Written problem –
Repeat each line of the material below exactly as it appears, minus any pictures.

[Records contained in a dataset]
· · · ·
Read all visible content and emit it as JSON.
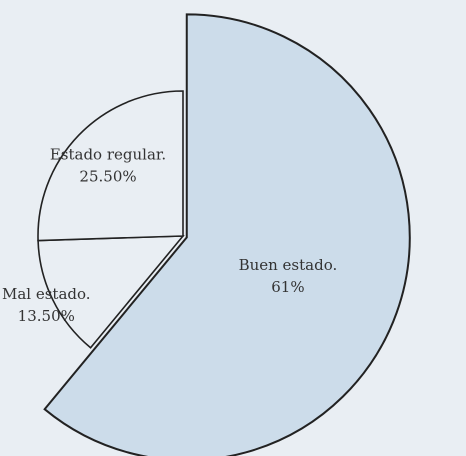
{
  "chart_data": {
    "type": "pie",
    "title": "",
    "slices": [
      {
        "label": "Buen estado.",
        "value": 61,
        "value_text": "61%",
        "color": "#ccdcea",
        "exploded": true
      },
      {
        "label": "Mal estado.",
        "value": 13.5,
        "value_text": "13.50%",
        "color": "#e9eef3",
        "exploded": false
      },
      {
        "label": "Estado regular.",
        "value": 25.5,
        "value_text": "25.50%",
        "color": "#e9eef3",
        "exploded": false
      }
    ],
    "legend": "none",
    "grid": false
  },
  "colors": {
    "background": "#e9eef3",
    "edge": "#222222"
  }
}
· · · ·
Answer to the problem –
Read all visible content and emit it as JSON.
{
  "chart_data": {
    "type": "pie",
    "title": "",
    "slices": [
      {
        "label": "Buen estado.",
        "value": 61,
        "value_text": "61%",
        "color": "#ccdcea",
        "exploded": true
      },
      {
        "label": "Mal estado.",
        "value": 13.5,
        "value_text": "13.50%",
        "color": "#e9eef3",
        "exploded": false
      },
      {
        "label": "Estado regular.",
        "value": 25.5,
        "value_text": "25.50%",
        "color": "#e9eef3",
        "exploded": false
      }
    ],
    "legend": "none",
    "grid": false
  },
  "colors": {
    "background": "#e9eef3",
    "edge": "#222222"
  }
}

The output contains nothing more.